Exercise requirements
Take the records underneath and set them down exactly.

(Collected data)

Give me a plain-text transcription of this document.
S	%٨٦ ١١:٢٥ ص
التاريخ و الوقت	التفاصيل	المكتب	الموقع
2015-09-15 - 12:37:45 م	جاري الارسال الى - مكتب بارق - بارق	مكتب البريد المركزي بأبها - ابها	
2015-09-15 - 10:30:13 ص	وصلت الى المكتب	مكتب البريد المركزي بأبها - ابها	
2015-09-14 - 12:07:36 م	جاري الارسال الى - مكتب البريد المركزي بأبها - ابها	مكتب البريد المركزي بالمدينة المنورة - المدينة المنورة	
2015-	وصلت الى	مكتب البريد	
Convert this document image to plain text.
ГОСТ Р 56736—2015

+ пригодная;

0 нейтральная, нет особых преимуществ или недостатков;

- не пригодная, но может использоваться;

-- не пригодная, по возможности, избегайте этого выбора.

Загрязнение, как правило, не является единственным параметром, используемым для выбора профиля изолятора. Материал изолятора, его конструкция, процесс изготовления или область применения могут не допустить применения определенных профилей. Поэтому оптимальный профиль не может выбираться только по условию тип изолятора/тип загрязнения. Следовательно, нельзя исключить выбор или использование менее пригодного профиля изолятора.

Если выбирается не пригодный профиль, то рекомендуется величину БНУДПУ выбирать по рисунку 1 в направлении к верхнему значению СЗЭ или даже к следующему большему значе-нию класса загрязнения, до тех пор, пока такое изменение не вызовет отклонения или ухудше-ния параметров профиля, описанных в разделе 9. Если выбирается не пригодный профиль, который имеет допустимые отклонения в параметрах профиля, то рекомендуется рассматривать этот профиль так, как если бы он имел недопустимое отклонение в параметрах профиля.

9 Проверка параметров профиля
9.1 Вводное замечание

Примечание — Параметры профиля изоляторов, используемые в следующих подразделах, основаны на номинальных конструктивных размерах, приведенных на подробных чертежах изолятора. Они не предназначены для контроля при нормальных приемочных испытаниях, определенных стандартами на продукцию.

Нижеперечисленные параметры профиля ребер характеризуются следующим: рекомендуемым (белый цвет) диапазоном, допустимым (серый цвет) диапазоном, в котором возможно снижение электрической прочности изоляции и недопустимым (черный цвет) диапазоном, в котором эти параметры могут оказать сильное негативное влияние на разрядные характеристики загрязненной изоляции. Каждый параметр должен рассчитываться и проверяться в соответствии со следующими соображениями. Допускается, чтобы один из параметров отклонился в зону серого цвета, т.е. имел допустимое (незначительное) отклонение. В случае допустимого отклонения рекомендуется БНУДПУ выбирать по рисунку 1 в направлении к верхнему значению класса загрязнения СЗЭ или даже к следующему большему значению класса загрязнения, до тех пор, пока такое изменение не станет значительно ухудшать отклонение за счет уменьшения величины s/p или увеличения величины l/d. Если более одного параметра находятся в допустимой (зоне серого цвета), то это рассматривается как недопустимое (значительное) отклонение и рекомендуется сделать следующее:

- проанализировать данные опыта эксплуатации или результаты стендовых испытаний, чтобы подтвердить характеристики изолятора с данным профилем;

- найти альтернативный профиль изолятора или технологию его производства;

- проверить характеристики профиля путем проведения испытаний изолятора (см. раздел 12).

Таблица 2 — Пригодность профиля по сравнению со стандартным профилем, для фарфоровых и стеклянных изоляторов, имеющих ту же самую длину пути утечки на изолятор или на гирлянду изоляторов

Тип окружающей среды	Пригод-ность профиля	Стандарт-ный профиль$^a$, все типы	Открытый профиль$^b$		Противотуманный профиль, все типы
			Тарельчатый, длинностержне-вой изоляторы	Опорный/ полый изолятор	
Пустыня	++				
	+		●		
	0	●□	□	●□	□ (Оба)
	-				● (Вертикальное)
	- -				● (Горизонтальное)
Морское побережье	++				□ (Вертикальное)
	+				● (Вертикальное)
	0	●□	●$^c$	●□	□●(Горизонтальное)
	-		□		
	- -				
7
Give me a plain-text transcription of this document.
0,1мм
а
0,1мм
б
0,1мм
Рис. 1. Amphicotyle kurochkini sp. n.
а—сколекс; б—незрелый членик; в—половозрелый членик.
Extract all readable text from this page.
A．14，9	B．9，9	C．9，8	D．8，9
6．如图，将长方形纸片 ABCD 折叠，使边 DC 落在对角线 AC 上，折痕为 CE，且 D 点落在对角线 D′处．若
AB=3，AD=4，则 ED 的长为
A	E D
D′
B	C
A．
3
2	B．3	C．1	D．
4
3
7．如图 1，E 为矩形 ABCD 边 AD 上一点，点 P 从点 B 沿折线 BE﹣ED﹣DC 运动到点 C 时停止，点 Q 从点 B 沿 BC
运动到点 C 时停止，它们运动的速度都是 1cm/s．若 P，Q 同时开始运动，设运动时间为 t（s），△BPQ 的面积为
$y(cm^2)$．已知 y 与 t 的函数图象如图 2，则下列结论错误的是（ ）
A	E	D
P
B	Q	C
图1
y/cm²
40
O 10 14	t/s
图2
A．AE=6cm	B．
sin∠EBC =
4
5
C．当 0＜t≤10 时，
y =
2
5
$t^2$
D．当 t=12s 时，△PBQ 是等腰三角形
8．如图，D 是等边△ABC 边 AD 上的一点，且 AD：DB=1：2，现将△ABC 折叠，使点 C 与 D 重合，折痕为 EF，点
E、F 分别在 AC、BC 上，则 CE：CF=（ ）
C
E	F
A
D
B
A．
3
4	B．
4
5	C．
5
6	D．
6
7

Finished task
Give me a plain-text transcription of this document.
S	%٨٦ ١١:٢٥ ص
التاريخ و الوقت	التفاصيل	المكتب	الموقع
2015-09-15 - 12:37:45 م	جاري الارسال الى - مكتب بارق - بارق	مكتب البريد المركزي بأبها - ابها	
2015-09-15 - 10:30:13 ص	وصلت الى المكتب	مكتب البريد المركزي بأبها - ابها	
2015-09-14 - 12:07:36 م	جاري الارسال الى - مكتب البريد المركزي بأبها - ابها	مكتب البريد المركزي بالمدينة المنورة - المدينة المنورة	
2015-	وصلت الى	مكتب البريد	
Convert this document image to plain text.
ГОСТ Р 56736—2015

+ пригодная;

0 нейтральная, нет особых преимуществ или недостатков;

- не пригодная, но может использоваться;

-- не пригодная, по возможности, избегайте этого выбора.

Загрязнение, как правило, не является единственным параметром, используемым для выбора профиля изолятора. Материал изолятора, его конструкция, процесс изготовления или область применения могут не допустить применения определенных профилей. Поэтому оптимальный профиль не может выбираться только по условию тип изолятора/тип загрязнения. Следовательно, нельзя исключить выбор или использование менее пригодного профиля изолятора.

Если выбирается не пригодный профиль, то рекомендуется величину БНУДПУ выбирать по рисунку 1 в направлении к верхнему значению СЗЭ или даже к следующему большему значе-нию класса загрязнения, до тех пор, пока такое изменение не вызовет отклонения или ухудше-ния параметров профиля, описанных в разделе 9. Если выбирается не пригодный профиль, который имеет допустимые отклонения в параметрах профиля, то рекомендуется рассматривать этот профиль так, как если бы он имел недопустимое отклонение в параметрах профиля.

9 Проверка параметров профиля
9.1 Вводное замечание

Примечание — Параметры профиля изоляторов, используемые в следующих подразделах, основаны на номинальных конструктивных размерах, приведенных на подробных чертежах изолятора. Они не предназначены для контроля при нормальных приемочных испытаниях, определенных стандартами на продукцию.

Нижеперечисленные параметры профиля ребер характеризуются следующим: рекомендуемым (белый цвет) диапазоном, допустимым (серый цвет) диапазоном, в котором возможно снижение электрической прочности изоляции и недопустимым (черный цвет) диапазоном, в котором эти параметры могут оказать сильное негативное влияние на разрядные характеристики загрязненной изоляции. Каждый параметр должен рассчитываться и проверяться в соответствии со следующими соображениями. Допускается, чтобы один из параметров отклонился в зону серого цвета, т.е. имел допустимое (незначительное) отклонение. В случае допустимого отклонения рекомендуется БНУДПУ выбирать по рисунку 1 в направлении к верхнему значению класса загрязнения СЗЭ или даже к следующему большему значению класса загрязнения, до тех пор, пока такое изменение не станет значительно ухудшать отклонение за счет уменьшения величины s/p или увеличения величины l/d. Если более одного параметра находятся в допустимой (зоне серого цвета), то это рассматривается как недопустимое (значительное) отклонение и рекомендуется сделать следующее:

- проанализировать данные опыта эксплуатации или результаты стендовых испытаний, чтобы подтвердить характеристики изолятора с данным профилем;

- найти альтернативный профиль изолятора или технологию его производства;

- проверить характеристики профиля путем проведения испытаний изолятора (см. раздел 12).

Таблица 2 — Пригодность профиля по сравнению со стандартным профилем, для фарфоровых и стеклянных изоляторов, имеющих ту же самую длину пути утечки на изолятор или на гирлянду изоляторов

Тип окружающей среды	Пригод-ность профиля	Стандарт-ный профиль$^a$, все типы	Открытый профиль$^b$		Противотуманный профиль, все типы
			Тарельчатый, длинностержне-вой изоляторы	Опорный/ полый изолятор	
Пустыня	++				
	+		●		
	0	●□	□	●□	□ (Оба)
	-				● (Вертикальное)
	- -				● (Горизонтальное)
Морское побережье	++				□ (Вертикальное)
	+				● (Вертикальное)
	0	●□	●$^c$	●□	□●(Горизонтальное)
	-		□		
	- -				
7
Give me a plain-text transcription of this document.
0,1мм
а
0,1мм
б
0,1мм
Рис. 1. Amphicotyle kurochkini sp. n.
а—сколекс; б—незрелый членик; в—половозрелый членик.
Extract all readable text from this page.
A．14，9	B．9，9	C．9，8	D．8，9
6．如图，将长方形纸片 ABCD 折叠，使边 DC 落在对角线 AC 上，折痕为 CE，且 D 点落在对角线 D′处．若
AB=3，AD=4，则 ED 的长为
A	E D
D′
B	C
A．
3
2	B．3	C．1	D．
4
3
7．如图 1，E 为矩形 ABCD 边 AD 上一点，点 P 从点 B 沿折线 BE﹣ED﹣DC 运动到点 C 时停止，点 Q 从点 B 沿 BC
运动到点 C 时停止，它们运动的速度都是 1cm/s．若 P，Q 同时开始运动，设运动时间为 t（s），△BPQ 的面积为
$y(cm^2)$．已知 y 与 t 的函数图象如图 2，则下列结论错误的是（ ）
A	E	D
P
B	Q	C
图1
y/cm²
40
O 10 14	t/s
图2
A．AE=6cm	B．
sin∠EBC =
4
5
C．当 0＜t≤10 时，
y =
2
5
$t^2$
D．当 t=12s 时，△PBQ 是等腰三角形
8．如图，D 是等边△ABC 边 AD 上的一点，且 AD：DB=1：2，现将△ABC 折叠，使点 C 与 D 重合，折痕为 EF，点
E、F 分别在 AC、BC 上，则 CE：CF=（ ）
C
E	F
A
D
B
A．
3
4	B．
4
5	C．
5
6	D．
6
7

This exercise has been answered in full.